• Data entries

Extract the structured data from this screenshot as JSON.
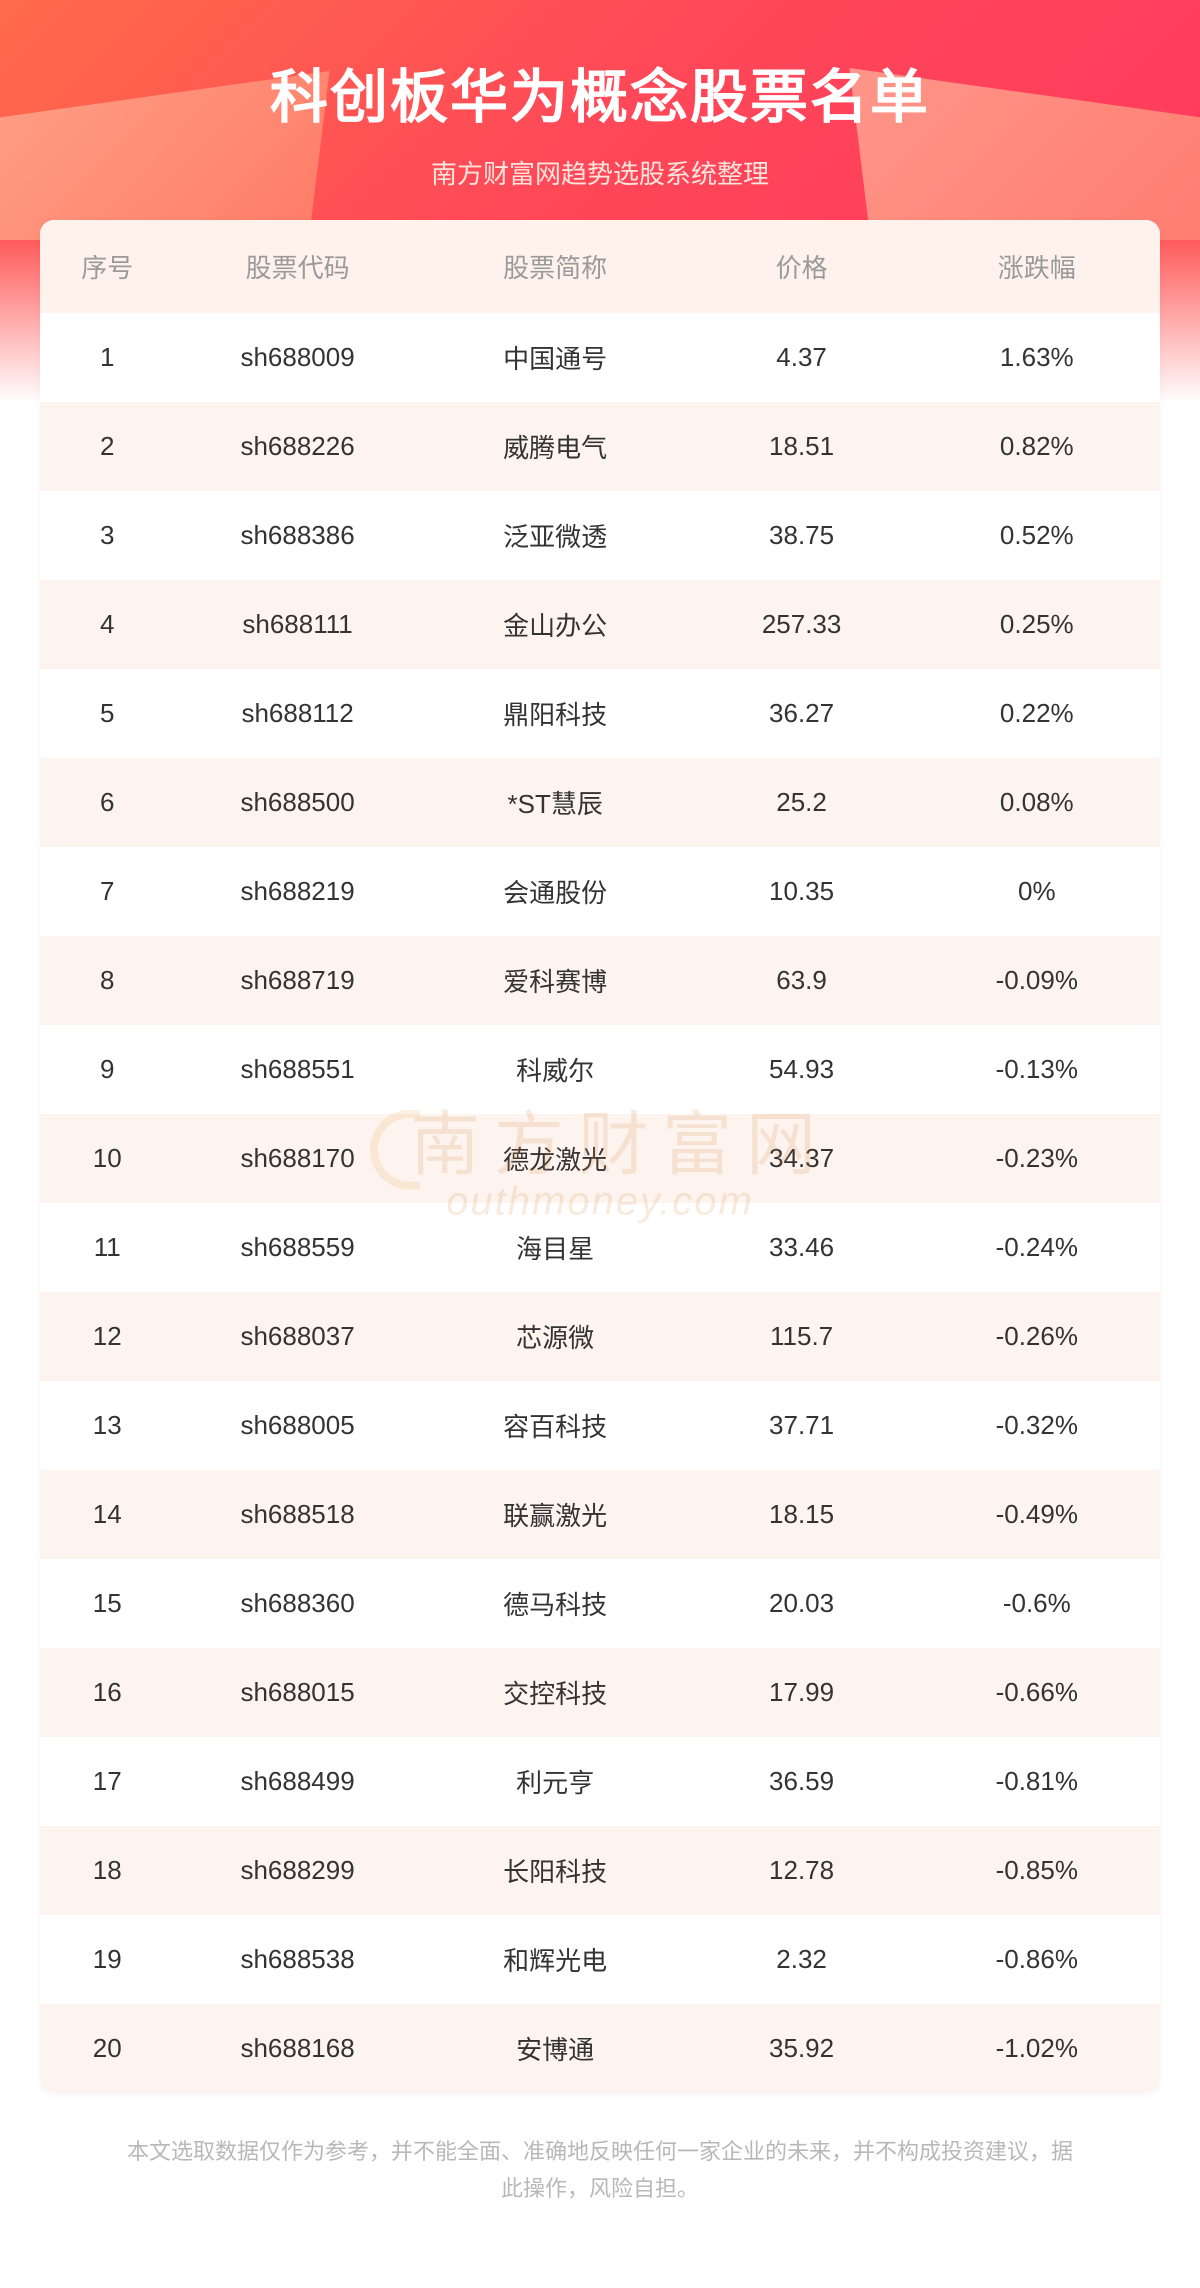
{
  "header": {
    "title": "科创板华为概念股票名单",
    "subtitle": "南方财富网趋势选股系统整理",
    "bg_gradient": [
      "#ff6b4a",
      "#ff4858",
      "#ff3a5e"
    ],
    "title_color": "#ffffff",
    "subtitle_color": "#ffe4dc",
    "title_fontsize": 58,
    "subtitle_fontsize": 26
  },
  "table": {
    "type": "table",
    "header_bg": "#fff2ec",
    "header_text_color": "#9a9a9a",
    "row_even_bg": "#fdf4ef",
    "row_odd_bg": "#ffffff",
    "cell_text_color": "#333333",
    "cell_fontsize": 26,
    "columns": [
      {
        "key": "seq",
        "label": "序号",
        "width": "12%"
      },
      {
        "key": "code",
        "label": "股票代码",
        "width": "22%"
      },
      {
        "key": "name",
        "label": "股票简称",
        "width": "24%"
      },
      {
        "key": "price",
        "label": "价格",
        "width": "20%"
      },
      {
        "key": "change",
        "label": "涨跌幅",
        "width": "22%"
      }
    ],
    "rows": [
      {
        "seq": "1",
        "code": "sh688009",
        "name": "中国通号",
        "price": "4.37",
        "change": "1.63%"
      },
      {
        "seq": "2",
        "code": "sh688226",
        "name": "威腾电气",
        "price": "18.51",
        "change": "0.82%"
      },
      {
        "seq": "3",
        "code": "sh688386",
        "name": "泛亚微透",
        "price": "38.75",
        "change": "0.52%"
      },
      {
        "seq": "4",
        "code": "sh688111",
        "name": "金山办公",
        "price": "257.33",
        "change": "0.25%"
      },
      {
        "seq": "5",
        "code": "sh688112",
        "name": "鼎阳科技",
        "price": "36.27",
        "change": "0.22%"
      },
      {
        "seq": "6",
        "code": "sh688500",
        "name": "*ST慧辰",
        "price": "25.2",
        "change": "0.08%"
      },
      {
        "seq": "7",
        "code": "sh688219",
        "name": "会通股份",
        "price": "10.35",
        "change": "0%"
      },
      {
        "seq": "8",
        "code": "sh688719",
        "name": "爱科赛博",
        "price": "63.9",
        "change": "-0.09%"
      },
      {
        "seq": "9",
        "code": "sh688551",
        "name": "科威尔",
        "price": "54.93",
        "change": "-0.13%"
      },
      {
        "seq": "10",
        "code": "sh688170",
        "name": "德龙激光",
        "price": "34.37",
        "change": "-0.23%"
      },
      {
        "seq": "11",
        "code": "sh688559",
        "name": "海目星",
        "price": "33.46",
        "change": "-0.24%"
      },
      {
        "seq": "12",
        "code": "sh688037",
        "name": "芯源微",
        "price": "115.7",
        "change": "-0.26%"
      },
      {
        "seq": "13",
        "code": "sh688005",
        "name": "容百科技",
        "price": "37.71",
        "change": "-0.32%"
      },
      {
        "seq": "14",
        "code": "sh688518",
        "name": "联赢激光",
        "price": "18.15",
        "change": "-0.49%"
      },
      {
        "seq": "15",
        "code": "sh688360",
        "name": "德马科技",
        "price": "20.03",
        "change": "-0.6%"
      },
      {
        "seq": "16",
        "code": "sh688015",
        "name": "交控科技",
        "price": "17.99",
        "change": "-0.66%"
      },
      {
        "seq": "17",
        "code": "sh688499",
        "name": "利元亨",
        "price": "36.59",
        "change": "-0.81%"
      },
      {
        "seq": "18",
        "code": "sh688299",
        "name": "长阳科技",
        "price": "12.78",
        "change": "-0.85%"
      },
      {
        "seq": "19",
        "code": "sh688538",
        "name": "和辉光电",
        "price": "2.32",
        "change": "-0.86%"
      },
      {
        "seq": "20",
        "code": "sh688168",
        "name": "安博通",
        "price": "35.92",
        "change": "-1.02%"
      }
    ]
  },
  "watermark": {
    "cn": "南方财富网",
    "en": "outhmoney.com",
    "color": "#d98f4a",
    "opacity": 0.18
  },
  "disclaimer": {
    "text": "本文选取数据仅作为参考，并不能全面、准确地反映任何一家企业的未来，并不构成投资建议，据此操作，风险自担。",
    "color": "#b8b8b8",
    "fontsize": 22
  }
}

• Goal of the exercise
Repeat each entry exactly. Pictures do not belong in the copy.

• Task solution
Extract the structured data from this screenshot as JSON.
{
  "header": {
    "title": "科创板华为概念股票名单",
    "subtitle": "南方财富网趋势选股系统整理",
    "bg_gradient": [
      "#ff6b4a",
      "#ff4858",
      "#ff3a5e"
    ],
    "title_color": "#ffffff",
    "subtitle_color": "#ffe4dc",
    "title_fontsize": 58,
    "subtitle_fontsize": 26
  },
  "table": {
    "type": "table",
    "header_bg": "#fff2ec",
    "header_text_color": "#9a9a9a",
    "row_even_bg": "#fdf4ef",
    "row_odd_bg": "#ffffff",
    "cell_text_color": "#333333",
    "cell_fontsize": 26,
    "columns": [
      {
        "key": "seq",
        "label": "序号",
        "width": "12%"
      },
      {
        "key": "code",
        "label": "股票代码",
        "width": "22%"
      },
      {
        "key": "name",
        "label": "股票简称",
        "width": "24%"
      },
      {
        "key": "price",
        "label": "价格",
        "width": "20%"
      },
      {
        "key": "change",
        "label": "涨跌幅",
        "width": "22%"
      }
    ],
    "rows": [
      {
        "seq": "1",
        "code": "sh688009",
        "name": "中国通号",
        "price": "4.37",
        "change": "1.63%"
      },
      {
        "seq": "2",
        "code": "sh688226",
        "name": "威腾电气",
        "price": "18.51",
        "change": "0.82%"
      },
      {
        "seq": "3",
        "code": "sh688386",
        "name": "泛亚微透",
        "price": "38.75",
        "change": "0.52%"
      },
      {
        "seq": "4",
        "code": "sh688111",
        "name": "金山办公",
        "price": "257.33",
        "change": "0.25%"
      },
      {
        "seq": "5",
        "code": "sh688112",
        "name": "鼎阳科技",
        "price": "36.27",
        "change": "0.22%"
      },
      {
        "seq": "6",
        "code": "sh688500",
        "name": "*ST慧辰",
        "price": "25.2",
        "change": "0.08%"
      },
      {
        "seq": "7",
        "code": "sh688219",
        "name": "会通股份",
        "price": "10.35",
        "change": "0%"
      },
      {
        "seq": "8",
        "code": "sh688719",
        "name": "爱科赛博",
        "price": "63.9",
        "change": "-0.09%"
      },
      {
        "seq": "9",
        "code": "sh688551",
        "name": "科威尔",
        "price": "54.93",
        "change": "-0.13%"
      },
      {
        "seq": "10",
        "code": "sh688170",
        "name": "德龙激光",
        "price": "34.37",
        "change": "-0.23%"
      },
      {
        "seq": "11",
        "code": "sh688559",
        "name": "海目星",
        "price": "33.46",
        "change": "-0.24%"
      },
      {
        "seq": "12",
        "code": "sh688037",
        "name": "芯源微",
        "price": "115.7",
        "change": "-0.26%"
      },
      {
        "seq": "13",
        "code": "sh688005",
        "name": "容百科技",
        "price": "37.71",
        "change": "-0.32%"
      },
      {
        "seq": "14",
        "code": "sh688518",
        "name": "联赢激光",
        "price": "18.15",
        "change": "-0.49%"
      },
      {
        "seq": "15",
        "code": "sh688360",
        "name": "德马科技",
        "price": "20.03",
        "change": "-0.6%"
      },
      {
        "seq": "16",
        "code": "sh688015",
        "name": "交控科技",
        "price": "17.99",
        "change": "-0.66%"
      },
      {
        "seq": "17",
        "code": "sh688499",
        "name": "利元亨",
        "price": "36.59",
        "change": "-0.81%"
      },
      {
        "seq": "18",
        "code": "sh688299",
        "name": "长阳科技",
        "price": "12.78",
        "change": "-0.85%"
      },
      {
        "seq": "19",
        "code": "sh688538",
        "name": "和辉光电",
        "price": "2.32",
        "change": "-0.86%"
      },
      {
        "seq": "20",
        "code": "sh688168",
        "name": "安博通",
        "price": "35.92",
        "change": "-1.02%"
      }
    ]
  },
  "watermark": {
    "cn": "南方财富网",
    "en": "outhmoney.com",
    "color": "#d98f4a",
    "opacity": 0.18
  },
  "disclaimer": {
    "text": "本文选取数据仅作为参考，并不能全面、准确地反映任何一家企业的未来，并不构成投资建议，据此操作，风险自担。",
    "color": "#b8b8b8",
    "fontsize": 22
  }
}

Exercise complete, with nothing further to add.